[start of PROVIDED RECORDS]

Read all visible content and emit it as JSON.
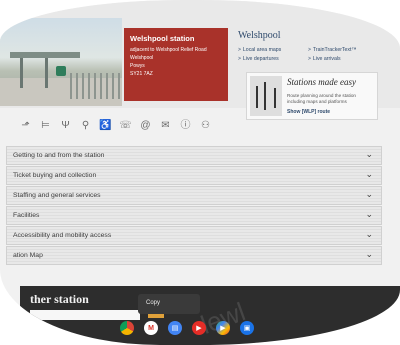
{
  "station": {
    "name": "Welshpool station",
    "address_lines": [
      "adjacent to Welshpool Relief Road",
      "Welshpool",
      "Powys",
      "SY21 7AZ"
    ]
  },
  "panel": {
    "title": "Welshpool",
    "links": [
      {
        "label": "Local area maps"
      },
      {
        "label": "TrainTrackerText™"
      },
      {
        "label": "Live departures"
      },
      {
        "label": "Live arrivals"
      }
    ]
  },
  "stations_made_easy": {
    "title": "Stations made easy",
    "description": "Route planning around the station including maps and platforms",
    "link": "Show [WLP] route"
  },
  "facility_icons": [
    "step-free-icon",
    "bed-icon",
    "food-icon",
    "toilets-icon",
    "accessible-toilets-icon",
    "phone-icon",
    "at-icon",
    "mail-icon",
    "info-icon",
    "family-icon"
  ],
  "accordion": [
    {
      "label": "Getting to and from the station"
    },
    {
      "label": "Ticket buying and collection"
    },
    {
      "label": "Staffing and general services"
    },
    {
      "label": "Facilities"
    },
    {
      "label": "Accessibility and mobility access"
    },
    {
      "label": "ation Map"
    }
  ],
  "bottom": {
    "partial_title": "ther station",
    "copy_label": "Copy"
  },
  "taskbar": [
    {
      "name": "chrome-icon",
      "color": "#e0483e"
    },
    {
      "name": "gmail-icon",
      "color": "#d93025"
    },
    {
      "name": "docs-icon",
      "color": "#4285f4"
    },
    {
      "name": "youtube-icon",
      "color": "#e52d27"
    },
    {
      "name": "play-store-icon",
      "color": "#34a853"
    },
    {
      "name": "files-icon",
      "color": "#1a73e8"
    }
  ],
  "colors": {
    "station_red": "#a9322a",
    "link_blue": "#2f4a6c"
  }
}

[end of PROVIDED RECORDS]

→ BRIEF
Above are the records. Copy every line in them holding "Welshpool".

→ RESULT OF THIS EXERCISE
    "name": "Welshpool station",
      "adjacent to Welshpool Relief Road",
      "Welshpool",
    "title": "Welshpool",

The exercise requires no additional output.